### Work to do
What is the number of lines containing the word "HERS"? Give that number alone.
━━ Input data ━━
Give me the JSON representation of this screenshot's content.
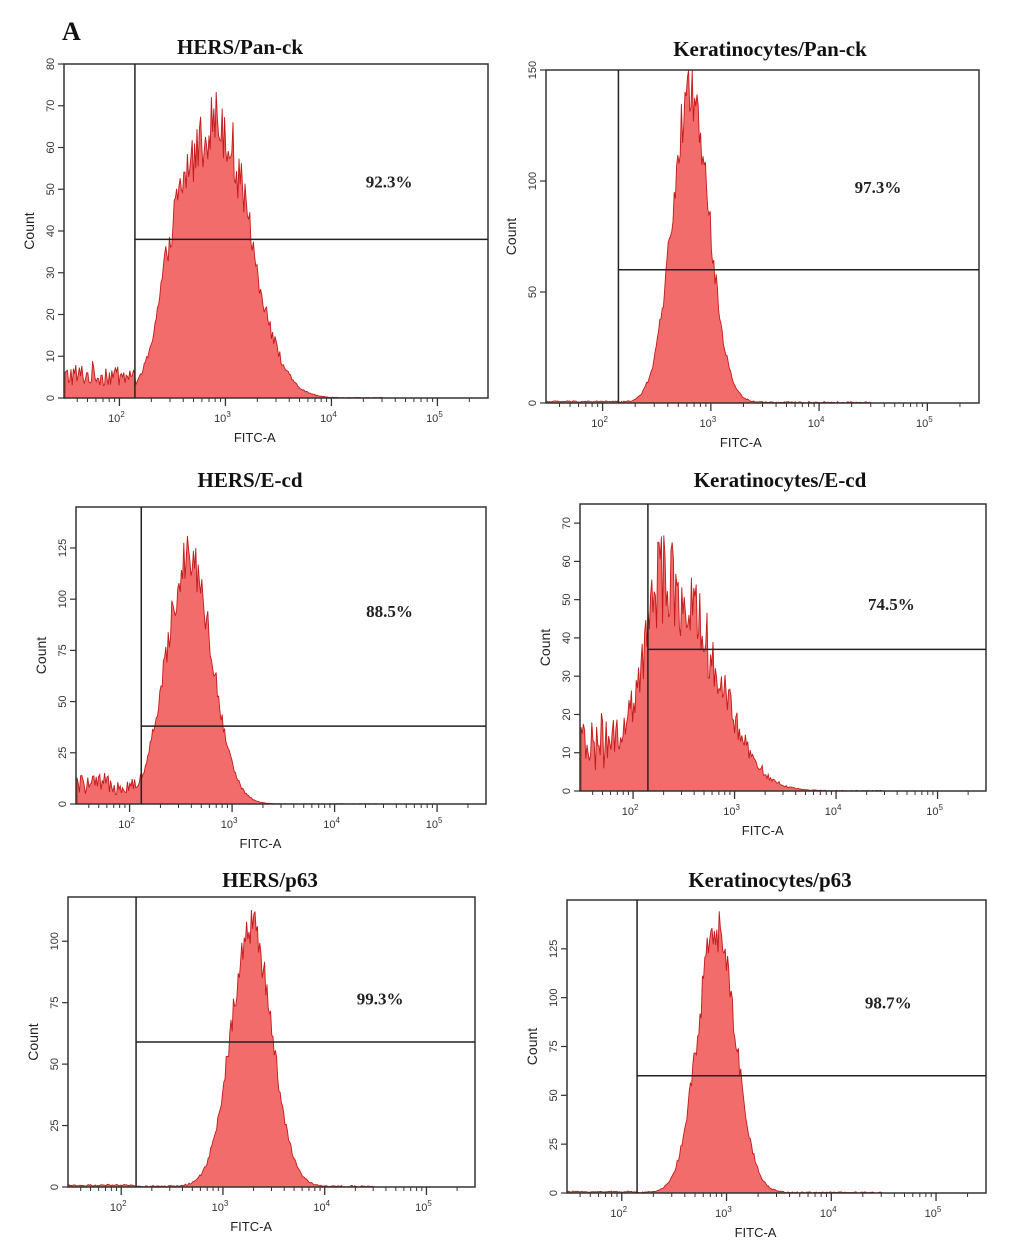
{
  "panel_label": "A",
  "colors": {
    "fill": "#f26c6c",
    "edge": "#c41a1a",
    "axis": "#333333",
    "gate": "#222222"
  },
  "chart_data": [
    {
      "type": "area",
      "title": "HERS/Pan-ck",
      "xlabel": "FITC-A",
      "ylabel": "Count",
      "x_scale": "log",
      "xlim": [
        30,
        300000
      ],
      "ylim": [
        0,
        80
      ],
      "y_ticks": [
        0,
        10,
        20,
        30,
        40,
        50,
        60,
        70,
        80
      ],
      "x_ticks": [
        {
          "value": 100,
          "base": "10",
          "exp": "2"
        },
        {
          "value": 1000,
          "base": "10",
          "exp": "3"
        },
        {
          "value": 10000,
          "base": "10",
          "exp": "4"
        },
        {
          "value": 100000,
          "base": "10",
          "exp": "5"
        }
      ],
      "gate_x": 140,
      "gate_y": 38,
      "annotation": "92.3%",
      "baseline_noise": 8,
      "peaks": [
        {
          "center": 850,
          "height": 66,
          "sigma_log": 0.3
        },
        {
          "center": 330,
          "height": 18,
          "sigma_log": 0.15
        }
      ],
      "noise": 0.12
    },
    {
      "type": "area",
      "title": "Keratinocytes/Pan-ck",
      "xlabel": "FITC-A",
      "ylabel": "Count",
      "x_scale": "log",
      "xlim": [
        30,
        300000
      ],
      "ylim": [
        0,
        150
      ],
      "y_ticks": [
        0,
        50,
        100,
        150
      ],
      "x_ticks": [
        {
          "value": 100,
          "base": "10",
          "exp": "2"
        },
        {
          "value": 1000,
          "base": "10",
          "exp": "3"
        },
        {
          "value": 10000,
          "base": "10",
          "exp": "4"
        },
        {
          "value": 100000,
          "base": "10",
          "exp": "5"
        }
      ],
      "gate_x": 140,
      "gate_y": 60,
      "annotation": "97.3%",
      "baseline_noise": 1,
      "peaks": [
        {
          "center": 650,
          "height": 140,
          "sigma_log": 0.17
        }
      ],
      "noise": 0.09
    },
    {
      "type": "area",
      "title": "HERS/E-cd",
      "xlabel": "FITC-A",
      "ylabel": "Count",
      "x_scale": "log",
      "xlim": [
        30,
        300000
      ],
      "ylim": [
        0,
        145
      ],
      "y_ticks": [
        0,
        25,
        50,
        75,
        100,
        125
      ],
      "x_ticks": [
        {
          "value": 100,
          "base": "10",
          "exp": "2"
        },
        {
          "value": 1000,
          "base": "10",
          "exp": "3"
        },
        {
          "value": 10000,
          "base": "10",
          "exp": "4"
        },
        {
          "value": 100000,
          "base": "10",
          "exp": "5"
        }
      ],
      "gate_x": 130,
      "gate_y": 38,
      "annotation": "88.5%",
      "baseline_noise": 14,
      "peaks": [
        {
          "center": 380,
          "height": 122,
          "sigma_log": 0.22
        }
      ],
      "noise": 0.1
    },
    {
      "type": "area",
      "title": "Keratinocytes/E-cd",
      "xlabel": "FITC-A",
      "ylabel": "Count",
      "x_scale": "log",
      "xlim": [
        30,
        300000
      ],
      "ylim": [
        0,
        75
      ],
      "y_ticks": [
        0,
        10,
        20,
        30,
        40,
        50,
        60,
        70
      ],
      "x_ticks": [
        {
          "value": 100,
          "base": "10",
          "exp": "2"
        },
        {
          "value": 1000,
          "base": "10",
          "exp": "3"
        },
        {
          "value": 10000,
          "base": "10",
          "exp": "4"
        },
        {
          "value": 100000,
          "base": "10",
          "exp": "5"
        }
      ],
      "gate_x": 140,
      "gate_y": 37,
      "annotation": "74.5%",
      "baseline_noise": 18,
      "peaks": [
        {
          "center": 300,
          "height": 48,
          "sigma_log": 0.38
        },
        {
          "center": 180,
          "height": 14,
          "sigma_log": 0.12
        }
      ],
      "noise": 0.22
    },
    {
      "type": "area",
      "title": "HERS/p63",
      "xlabel": "FITC-A",
      "ylabel": "Count",
      "x_scale": "log",
      "xlim": [
        30,
        300000
      ],
      "ylim": [
        0,
        118
      ],
      "y_ticks": [
        0,
        25,
        50,
        75,
        100
      ],
      "x_ticks": [
        {
          "value": 100,
          "base": "10",
          "exp": "2"
        },
        {
          "value": 1000,
          "base": "10",
          "exp": "3"
        },
        {
          "value": 10000,
          "base": "10",
          "exp": "4"
        },
        {
          "value": 100000,
          "base": "10",
          "exp": "5"
        }
      ],
      "gate_x": 140,
      "gate_y": 59,
      "annotation": "99.3%",
      "baseline_noise": 1,
      "peaks": [
        {
          "center": 1900,
          "height": 106,
          "sigma_log": 0.2
        }
      ],
      "noise": 0.08
    },
    {
      "type": "area",
      "title": "Keratinocytes/p63",
      "xlabel": "FITC-A",
      "ylabel": "Count",
      "x_scale": "log",
      "xlim": [
        30,
        300000
      ],
      "ylim": [
        0,
        150
      ],
      "y_ticks": [
        0,
        25,
        50,
        75,
        100,
        125
      ],
      "x_ticks": [
        {
          "value": 100,
          "base": "10",
          "exp": "2"
        },
        {
          "value": 1000,
          "base": "10",
          "exp": "3"
        },
        {
          "value": 10000,
          "base": "10",
          "exp": "4"
        },
        {
          "value": 100000,
          "base": "10",
          "exp": "5"
        }
      ],
      "gate_x": 140,
      "gate_y": 60,
      "annotation": "98.7%",
      "baseline_noise": 1,
      "peaks": [
        {
          "center": 800,
          "height": 135,
          "sigma_log": 0.18
        }
      ],
      "noise": 0.09
    }
  ]
}
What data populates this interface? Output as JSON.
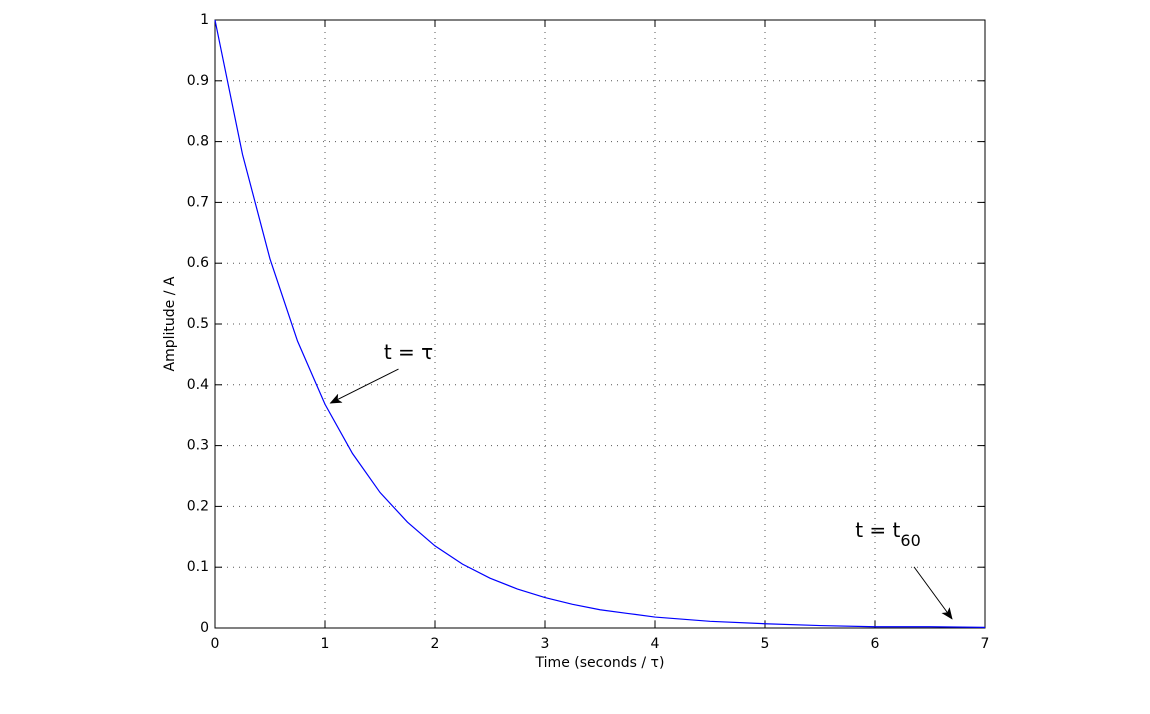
{
  "chart_data": {
    "type": "line",
    "xlabel": "Time (seconds / τ)",
    "ylabel": "Amplitude / A",
    "x": [
      0,
      0.25,
      0.5,
      0.75,
      1,
      1.25,
      1.5,
      1.75,
      2,
      2.25,
      2.5,
      2.75,
      3,
      3.25,
      3.5,
      3.75,
      4,
      4.5,
      5,
      5.5,
      6,
      6.5,
      7
    ],
    "values": [
      1,
      0.779,
      0.607,
      0.472,
      0.368,
      0.287,
      0.223,
      0.174,
      0.135,
      0.105,
      0.082,
      0.064,
      0.05,
      0.039,
      0.03,
      0.024,
      0.018,
      0.011,
      0.007,
      0.004,
      0.002,
      0.002,
      0.001
    ],
    "color": "#0000ff",
    "xlim": [
      0,
      7
    ],
    "xticks": [
      0,
      1,
      2,
      3,
      4,
      5,
      6,
      7
    ],
    "ylim": [
      0,
      1
    ],
    "yticks": [
      0,
      0.1,
      0.2,
      0.3,
      0.4,
      0.5,
      0.6,
      0.7,
      0.8,
      0.9,
      1
    ],
    "grid": true,
    "annotations": [
      {
        "text": "t = τ",
        "x": 1.05,
        "y": 0.37
      },
      {
        "text": "t = t",
        "subscript": "60",
        "x": 6.7,
        "y": 0.015
      }
    ]
  }
}
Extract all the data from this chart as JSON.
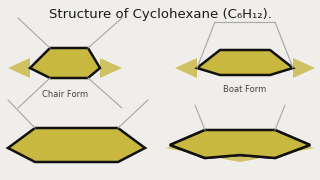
{
  "bg_color": "#f0eeea",
  "gold": "#c8b840",
  "lc": "#111111",
  "tc": "#aaaaaa",
  "lw_thick": 1.8,
  "lw_thin": 0.85,
  "label_chair": "Chair Form",
  "label_boat": "Boat Form",
  "label_fs": 6.0,
  "title_fs": 9.5,
  "title_text": "Structure of Cyclohexane (C₆H₁₂)."
}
━━━
### Answer
3